Stored data entries:

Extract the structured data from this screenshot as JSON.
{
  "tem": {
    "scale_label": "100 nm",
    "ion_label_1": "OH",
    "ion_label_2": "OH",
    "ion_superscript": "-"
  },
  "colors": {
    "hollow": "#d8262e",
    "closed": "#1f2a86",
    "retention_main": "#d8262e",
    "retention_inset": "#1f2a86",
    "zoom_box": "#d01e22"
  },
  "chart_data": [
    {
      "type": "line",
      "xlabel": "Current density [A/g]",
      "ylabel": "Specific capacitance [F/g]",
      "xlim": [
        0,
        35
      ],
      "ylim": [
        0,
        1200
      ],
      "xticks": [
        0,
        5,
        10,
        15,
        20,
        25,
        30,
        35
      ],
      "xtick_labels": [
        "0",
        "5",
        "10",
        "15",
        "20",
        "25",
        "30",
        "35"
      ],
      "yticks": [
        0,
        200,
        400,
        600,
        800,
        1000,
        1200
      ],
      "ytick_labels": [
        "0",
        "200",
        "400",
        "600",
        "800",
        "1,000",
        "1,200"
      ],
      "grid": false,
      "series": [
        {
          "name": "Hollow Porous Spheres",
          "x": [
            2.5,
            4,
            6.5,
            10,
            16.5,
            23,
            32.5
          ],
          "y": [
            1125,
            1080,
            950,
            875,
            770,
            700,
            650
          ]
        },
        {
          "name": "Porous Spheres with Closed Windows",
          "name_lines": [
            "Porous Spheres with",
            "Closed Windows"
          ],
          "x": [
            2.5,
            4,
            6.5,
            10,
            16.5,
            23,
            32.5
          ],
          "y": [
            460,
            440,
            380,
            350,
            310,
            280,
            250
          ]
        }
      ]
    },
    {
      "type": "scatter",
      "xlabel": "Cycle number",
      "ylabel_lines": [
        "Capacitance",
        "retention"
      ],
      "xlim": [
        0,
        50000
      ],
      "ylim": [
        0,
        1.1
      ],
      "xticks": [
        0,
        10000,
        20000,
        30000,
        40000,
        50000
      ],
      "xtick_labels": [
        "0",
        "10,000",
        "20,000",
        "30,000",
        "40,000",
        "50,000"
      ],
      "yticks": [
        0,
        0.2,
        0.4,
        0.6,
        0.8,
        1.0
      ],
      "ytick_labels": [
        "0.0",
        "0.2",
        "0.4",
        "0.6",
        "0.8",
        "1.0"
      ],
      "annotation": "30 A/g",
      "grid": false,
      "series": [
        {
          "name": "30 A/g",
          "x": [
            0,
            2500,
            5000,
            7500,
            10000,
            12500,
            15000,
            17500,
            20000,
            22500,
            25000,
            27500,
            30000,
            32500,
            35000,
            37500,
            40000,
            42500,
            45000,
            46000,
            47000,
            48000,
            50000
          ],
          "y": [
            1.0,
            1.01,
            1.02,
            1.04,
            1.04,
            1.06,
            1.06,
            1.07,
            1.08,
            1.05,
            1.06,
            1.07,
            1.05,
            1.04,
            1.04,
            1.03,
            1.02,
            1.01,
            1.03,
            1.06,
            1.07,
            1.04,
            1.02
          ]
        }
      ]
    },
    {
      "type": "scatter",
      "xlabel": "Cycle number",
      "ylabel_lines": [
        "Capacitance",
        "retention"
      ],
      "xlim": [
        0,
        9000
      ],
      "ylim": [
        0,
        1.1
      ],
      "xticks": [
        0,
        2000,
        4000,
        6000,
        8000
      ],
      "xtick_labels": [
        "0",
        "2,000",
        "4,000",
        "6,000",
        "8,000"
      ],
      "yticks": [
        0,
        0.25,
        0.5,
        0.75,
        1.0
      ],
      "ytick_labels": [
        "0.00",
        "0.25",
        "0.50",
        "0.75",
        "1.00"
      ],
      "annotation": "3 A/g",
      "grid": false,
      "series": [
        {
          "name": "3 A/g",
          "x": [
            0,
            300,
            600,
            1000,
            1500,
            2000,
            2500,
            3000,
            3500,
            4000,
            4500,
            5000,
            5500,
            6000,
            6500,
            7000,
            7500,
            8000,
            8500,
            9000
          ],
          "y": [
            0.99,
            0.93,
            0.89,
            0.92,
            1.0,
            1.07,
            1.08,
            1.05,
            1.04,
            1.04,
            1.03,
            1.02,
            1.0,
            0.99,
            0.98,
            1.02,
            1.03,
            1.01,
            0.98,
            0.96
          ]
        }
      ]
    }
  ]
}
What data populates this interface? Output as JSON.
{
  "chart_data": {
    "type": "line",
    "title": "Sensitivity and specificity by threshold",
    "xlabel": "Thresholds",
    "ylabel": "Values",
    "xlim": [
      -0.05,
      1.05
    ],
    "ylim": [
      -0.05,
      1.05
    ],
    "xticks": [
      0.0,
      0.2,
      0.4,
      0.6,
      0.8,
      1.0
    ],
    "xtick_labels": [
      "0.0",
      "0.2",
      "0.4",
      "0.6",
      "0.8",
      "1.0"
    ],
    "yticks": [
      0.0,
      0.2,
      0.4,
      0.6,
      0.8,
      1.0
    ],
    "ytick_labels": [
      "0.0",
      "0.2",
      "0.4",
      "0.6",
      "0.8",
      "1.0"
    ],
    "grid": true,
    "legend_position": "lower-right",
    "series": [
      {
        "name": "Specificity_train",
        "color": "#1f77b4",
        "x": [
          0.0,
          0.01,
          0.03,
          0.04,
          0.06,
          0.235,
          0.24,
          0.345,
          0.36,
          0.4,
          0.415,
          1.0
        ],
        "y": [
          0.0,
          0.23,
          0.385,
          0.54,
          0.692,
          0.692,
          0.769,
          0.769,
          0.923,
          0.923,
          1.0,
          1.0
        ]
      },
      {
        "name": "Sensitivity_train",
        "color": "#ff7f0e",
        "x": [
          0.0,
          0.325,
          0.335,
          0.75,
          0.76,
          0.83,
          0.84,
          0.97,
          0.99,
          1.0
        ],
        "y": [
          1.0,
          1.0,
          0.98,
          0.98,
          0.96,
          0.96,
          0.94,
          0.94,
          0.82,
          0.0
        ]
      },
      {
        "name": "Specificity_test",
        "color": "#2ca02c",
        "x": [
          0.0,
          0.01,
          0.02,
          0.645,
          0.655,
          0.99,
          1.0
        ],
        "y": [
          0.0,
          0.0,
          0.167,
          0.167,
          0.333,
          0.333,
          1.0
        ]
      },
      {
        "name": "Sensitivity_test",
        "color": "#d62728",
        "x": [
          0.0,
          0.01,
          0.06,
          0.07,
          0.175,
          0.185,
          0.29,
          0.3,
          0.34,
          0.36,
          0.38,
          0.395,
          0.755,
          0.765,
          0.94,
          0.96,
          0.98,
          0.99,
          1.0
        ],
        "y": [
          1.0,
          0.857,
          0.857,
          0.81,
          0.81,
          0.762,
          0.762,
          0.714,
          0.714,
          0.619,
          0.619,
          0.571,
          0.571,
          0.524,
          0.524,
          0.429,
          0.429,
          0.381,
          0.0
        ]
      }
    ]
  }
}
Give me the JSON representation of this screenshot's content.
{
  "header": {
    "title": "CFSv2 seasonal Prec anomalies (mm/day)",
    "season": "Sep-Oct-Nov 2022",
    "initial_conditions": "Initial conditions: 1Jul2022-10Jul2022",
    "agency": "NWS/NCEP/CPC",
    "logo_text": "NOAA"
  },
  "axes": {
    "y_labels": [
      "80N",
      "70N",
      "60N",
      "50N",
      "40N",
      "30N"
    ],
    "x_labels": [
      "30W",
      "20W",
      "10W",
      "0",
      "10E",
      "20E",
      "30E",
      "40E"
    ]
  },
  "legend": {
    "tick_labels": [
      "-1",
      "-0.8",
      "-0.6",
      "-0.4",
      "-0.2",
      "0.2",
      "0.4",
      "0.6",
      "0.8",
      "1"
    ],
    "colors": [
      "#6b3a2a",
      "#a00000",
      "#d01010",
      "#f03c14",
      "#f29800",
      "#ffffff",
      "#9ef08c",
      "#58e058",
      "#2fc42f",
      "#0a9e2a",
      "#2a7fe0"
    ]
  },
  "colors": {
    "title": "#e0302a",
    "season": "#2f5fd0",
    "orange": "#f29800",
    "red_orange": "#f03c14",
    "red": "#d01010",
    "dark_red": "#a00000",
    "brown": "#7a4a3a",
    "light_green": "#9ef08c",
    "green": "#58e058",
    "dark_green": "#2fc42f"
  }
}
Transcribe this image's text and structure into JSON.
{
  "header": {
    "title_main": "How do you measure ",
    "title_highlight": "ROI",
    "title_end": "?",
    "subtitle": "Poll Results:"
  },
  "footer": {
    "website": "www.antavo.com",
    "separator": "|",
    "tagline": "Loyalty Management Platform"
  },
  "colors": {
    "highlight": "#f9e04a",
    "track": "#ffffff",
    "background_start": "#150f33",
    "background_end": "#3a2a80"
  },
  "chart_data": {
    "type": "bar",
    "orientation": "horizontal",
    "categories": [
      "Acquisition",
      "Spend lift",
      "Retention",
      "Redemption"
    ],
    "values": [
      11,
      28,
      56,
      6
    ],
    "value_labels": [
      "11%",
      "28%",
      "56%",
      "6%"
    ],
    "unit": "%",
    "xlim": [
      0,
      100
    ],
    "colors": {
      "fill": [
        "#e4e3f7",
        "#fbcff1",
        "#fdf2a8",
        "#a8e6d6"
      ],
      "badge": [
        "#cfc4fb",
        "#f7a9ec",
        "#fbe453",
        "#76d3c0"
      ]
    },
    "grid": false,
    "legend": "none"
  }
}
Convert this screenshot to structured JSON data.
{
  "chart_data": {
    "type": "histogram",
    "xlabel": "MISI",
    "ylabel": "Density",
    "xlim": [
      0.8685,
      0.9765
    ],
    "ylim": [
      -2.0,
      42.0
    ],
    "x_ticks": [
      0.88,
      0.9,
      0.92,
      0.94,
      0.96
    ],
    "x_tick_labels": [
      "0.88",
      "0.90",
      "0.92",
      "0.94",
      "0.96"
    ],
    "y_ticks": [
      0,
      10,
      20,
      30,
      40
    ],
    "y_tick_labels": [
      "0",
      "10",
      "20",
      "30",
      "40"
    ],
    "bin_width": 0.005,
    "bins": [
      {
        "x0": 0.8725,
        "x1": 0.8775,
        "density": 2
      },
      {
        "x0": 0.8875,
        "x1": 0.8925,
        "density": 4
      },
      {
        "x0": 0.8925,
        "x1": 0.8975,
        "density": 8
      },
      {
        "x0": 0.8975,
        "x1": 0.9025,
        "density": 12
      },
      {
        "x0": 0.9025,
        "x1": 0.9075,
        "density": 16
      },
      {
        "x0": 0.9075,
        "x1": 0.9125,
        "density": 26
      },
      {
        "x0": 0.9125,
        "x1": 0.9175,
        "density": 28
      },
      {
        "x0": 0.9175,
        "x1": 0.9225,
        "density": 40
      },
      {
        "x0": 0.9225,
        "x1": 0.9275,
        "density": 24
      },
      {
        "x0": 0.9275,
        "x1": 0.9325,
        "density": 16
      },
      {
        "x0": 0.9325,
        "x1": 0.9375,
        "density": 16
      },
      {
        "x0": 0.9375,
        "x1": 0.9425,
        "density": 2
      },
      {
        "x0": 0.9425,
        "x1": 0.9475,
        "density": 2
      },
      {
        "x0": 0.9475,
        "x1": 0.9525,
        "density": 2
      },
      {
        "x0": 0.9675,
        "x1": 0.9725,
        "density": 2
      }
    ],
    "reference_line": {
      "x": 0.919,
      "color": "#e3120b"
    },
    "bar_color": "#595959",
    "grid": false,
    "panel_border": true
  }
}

• [Problem]
Isolate the lines that hold the word "Spheres" and copy all of them.

• [Response to the task]
          "name": "Hollow Porous Spheres",
          "name": "Porous Spheres with Closed Windows",
            "Porous Spheres with",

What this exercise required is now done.